(Stored data entries)
________________
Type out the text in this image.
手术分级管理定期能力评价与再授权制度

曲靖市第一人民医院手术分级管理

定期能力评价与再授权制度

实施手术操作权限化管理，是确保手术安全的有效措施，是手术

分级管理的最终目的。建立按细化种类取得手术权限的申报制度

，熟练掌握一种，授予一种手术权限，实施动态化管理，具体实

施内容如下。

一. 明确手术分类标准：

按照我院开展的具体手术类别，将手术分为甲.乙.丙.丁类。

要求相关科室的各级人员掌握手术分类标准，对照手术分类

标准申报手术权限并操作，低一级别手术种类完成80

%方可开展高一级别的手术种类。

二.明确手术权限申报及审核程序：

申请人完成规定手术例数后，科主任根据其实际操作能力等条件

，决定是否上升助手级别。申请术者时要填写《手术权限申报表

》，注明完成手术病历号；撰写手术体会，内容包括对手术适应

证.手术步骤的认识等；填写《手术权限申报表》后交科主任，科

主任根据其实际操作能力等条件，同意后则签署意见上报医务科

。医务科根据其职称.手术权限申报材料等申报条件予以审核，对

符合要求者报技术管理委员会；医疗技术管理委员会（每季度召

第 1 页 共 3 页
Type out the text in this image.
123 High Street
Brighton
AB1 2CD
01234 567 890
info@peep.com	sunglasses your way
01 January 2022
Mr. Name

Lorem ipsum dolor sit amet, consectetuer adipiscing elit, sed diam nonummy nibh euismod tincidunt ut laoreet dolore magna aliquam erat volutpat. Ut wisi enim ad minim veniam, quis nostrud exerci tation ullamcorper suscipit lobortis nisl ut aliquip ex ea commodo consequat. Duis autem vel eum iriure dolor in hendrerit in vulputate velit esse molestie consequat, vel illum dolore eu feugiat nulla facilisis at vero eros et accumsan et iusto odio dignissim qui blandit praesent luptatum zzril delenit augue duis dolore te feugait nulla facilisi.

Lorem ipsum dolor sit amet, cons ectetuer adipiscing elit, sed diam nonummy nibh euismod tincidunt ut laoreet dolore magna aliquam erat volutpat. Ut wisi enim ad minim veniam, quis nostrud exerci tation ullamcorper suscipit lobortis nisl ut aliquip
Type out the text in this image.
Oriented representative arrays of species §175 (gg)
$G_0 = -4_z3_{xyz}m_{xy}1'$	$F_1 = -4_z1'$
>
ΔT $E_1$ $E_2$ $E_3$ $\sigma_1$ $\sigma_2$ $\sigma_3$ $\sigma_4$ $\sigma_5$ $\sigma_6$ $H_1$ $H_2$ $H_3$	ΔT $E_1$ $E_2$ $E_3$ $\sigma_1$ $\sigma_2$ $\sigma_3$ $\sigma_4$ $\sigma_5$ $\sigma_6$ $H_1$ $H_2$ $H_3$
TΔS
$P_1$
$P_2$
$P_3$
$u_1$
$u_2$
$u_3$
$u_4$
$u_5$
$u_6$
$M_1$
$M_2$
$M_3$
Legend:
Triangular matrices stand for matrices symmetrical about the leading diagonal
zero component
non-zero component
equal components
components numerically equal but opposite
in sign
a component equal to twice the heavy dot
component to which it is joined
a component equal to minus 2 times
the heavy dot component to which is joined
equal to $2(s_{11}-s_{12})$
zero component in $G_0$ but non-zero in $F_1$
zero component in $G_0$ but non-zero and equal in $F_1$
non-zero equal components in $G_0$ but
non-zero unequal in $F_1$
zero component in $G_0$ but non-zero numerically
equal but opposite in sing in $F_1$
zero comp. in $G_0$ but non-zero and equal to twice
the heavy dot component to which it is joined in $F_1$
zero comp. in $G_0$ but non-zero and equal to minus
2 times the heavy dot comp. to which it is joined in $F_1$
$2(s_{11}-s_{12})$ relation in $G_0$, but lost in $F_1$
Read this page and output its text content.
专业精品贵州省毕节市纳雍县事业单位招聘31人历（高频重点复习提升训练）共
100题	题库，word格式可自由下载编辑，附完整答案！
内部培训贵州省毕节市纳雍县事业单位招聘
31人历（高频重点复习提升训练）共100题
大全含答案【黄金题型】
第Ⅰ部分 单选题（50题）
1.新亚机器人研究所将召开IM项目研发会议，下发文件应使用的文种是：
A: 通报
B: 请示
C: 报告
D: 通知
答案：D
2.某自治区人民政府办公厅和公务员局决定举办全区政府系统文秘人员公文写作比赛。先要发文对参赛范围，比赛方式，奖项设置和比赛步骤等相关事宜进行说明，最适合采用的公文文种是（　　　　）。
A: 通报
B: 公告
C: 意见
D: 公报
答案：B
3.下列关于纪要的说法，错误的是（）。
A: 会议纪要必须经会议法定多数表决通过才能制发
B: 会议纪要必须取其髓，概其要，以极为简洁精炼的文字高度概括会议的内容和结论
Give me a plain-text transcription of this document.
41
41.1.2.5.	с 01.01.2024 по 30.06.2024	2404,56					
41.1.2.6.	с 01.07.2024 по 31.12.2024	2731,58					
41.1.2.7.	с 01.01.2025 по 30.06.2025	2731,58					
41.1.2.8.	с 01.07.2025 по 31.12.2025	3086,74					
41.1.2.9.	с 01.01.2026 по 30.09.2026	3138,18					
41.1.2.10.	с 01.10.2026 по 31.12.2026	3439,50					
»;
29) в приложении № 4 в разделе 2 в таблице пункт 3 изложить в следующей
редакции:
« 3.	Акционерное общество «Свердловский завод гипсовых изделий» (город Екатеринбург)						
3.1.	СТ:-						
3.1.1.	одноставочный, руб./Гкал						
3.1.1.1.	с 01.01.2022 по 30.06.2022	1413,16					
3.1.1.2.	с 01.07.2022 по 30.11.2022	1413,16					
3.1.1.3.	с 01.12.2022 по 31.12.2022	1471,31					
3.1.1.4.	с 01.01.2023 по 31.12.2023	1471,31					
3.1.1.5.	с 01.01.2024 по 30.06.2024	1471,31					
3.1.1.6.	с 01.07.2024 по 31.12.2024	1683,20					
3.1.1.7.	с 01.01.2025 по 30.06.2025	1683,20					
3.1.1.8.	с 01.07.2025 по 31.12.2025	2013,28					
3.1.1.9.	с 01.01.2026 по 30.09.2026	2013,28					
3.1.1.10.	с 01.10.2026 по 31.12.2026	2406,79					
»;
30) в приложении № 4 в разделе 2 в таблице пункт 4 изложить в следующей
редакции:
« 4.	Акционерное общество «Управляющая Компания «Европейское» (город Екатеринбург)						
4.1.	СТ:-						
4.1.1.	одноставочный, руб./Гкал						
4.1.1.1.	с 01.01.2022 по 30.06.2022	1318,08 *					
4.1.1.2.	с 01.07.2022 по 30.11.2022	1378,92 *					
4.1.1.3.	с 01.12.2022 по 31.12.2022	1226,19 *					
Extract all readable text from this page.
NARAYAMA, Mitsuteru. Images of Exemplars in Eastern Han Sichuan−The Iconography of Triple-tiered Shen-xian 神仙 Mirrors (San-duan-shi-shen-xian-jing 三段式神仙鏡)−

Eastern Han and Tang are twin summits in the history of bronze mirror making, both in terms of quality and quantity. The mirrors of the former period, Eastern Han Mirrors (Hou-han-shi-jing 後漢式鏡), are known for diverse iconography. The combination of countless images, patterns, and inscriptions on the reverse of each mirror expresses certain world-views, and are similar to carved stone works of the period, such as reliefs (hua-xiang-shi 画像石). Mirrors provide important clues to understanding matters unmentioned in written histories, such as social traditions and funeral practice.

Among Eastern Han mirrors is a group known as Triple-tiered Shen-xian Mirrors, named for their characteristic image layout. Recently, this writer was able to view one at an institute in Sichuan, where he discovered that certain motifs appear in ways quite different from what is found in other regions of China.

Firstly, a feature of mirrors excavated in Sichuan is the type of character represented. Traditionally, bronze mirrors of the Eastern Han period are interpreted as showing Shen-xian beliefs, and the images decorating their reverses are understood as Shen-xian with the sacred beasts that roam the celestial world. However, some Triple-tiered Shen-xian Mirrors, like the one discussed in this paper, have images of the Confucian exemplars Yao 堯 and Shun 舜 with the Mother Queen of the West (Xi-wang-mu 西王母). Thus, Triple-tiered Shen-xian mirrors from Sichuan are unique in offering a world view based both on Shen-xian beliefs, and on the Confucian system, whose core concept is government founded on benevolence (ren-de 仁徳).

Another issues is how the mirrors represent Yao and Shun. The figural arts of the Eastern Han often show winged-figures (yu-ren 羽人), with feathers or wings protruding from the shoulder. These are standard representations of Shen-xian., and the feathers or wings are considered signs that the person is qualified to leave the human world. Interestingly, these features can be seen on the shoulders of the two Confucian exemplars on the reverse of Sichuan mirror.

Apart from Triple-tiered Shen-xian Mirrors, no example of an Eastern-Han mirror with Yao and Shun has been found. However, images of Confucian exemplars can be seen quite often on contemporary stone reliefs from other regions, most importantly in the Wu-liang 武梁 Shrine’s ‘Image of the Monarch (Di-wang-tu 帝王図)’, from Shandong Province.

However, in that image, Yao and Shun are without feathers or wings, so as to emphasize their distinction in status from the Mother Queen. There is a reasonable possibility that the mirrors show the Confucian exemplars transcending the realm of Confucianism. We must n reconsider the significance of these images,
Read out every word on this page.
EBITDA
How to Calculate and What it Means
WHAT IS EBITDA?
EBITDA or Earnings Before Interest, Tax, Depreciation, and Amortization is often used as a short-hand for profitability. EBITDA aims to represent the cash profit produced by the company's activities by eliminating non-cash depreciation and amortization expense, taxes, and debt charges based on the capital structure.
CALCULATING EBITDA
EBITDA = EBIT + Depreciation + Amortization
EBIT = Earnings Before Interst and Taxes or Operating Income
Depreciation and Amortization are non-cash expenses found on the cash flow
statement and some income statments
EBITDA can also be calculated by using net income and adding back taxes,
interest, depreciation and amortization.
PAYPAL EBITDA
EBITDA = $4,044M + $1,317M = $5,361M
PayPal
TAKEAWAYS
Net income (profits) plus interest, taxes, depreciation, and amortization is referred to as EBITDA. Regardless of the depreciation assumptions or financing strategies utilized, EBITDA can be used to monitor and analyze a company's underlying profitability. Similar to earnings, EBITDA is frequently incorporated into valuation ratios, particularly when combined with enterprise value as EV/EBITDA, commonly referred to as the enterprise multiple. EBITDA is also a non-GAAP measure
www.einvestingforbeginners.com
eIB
________________
◆ Stated problem ◆
Copy, from the material above, each line in which the string "both" occurs.

◆ Reply ◆
Eastern Han and Tang are twin summits in the history of bronze mirror making, both in terms of quality and quantity. The mirrors of the former period, Eastern Han Mirrors (Hou-han-shi-jing 後漢式鏡), are known for diverse iconography. The combination of countless images, patterns, and inscriptions on the reverse of each mirror expresses certain world-views, and are similar to carved stone works of the period, such as reliefs (hua-xiang-shi 画像石). Mirrors provide important clues to understanding matters unmentioned in written histories, such as social traditions and funeral practice.
Firstly, a feature of mirrors excavated in Sichuan is the type of character represented. Traditionally, bronze mirrors of the Eastern Han period are interpreted as showing Shen-xian beliefs, and the images decorating their reverses are understood as Shen-xian with the sacred beasts that roam the celestial world. However, some Triple-tiered Shen-xian Mirrors, like the one discussed in this paper, have images of the Confucian exemplars Yao 堯 and Shun 舜 with the Mother Queen of the West (Xi-wang-mu 西王母). Thus, Triple-tiered Shen-xian mirrors from Sichuan are unique in offering a world view based both on Shen-xian beliefs, and on the Confucian system, whose core concept is government founded on benevolence (ren-de 仁徳).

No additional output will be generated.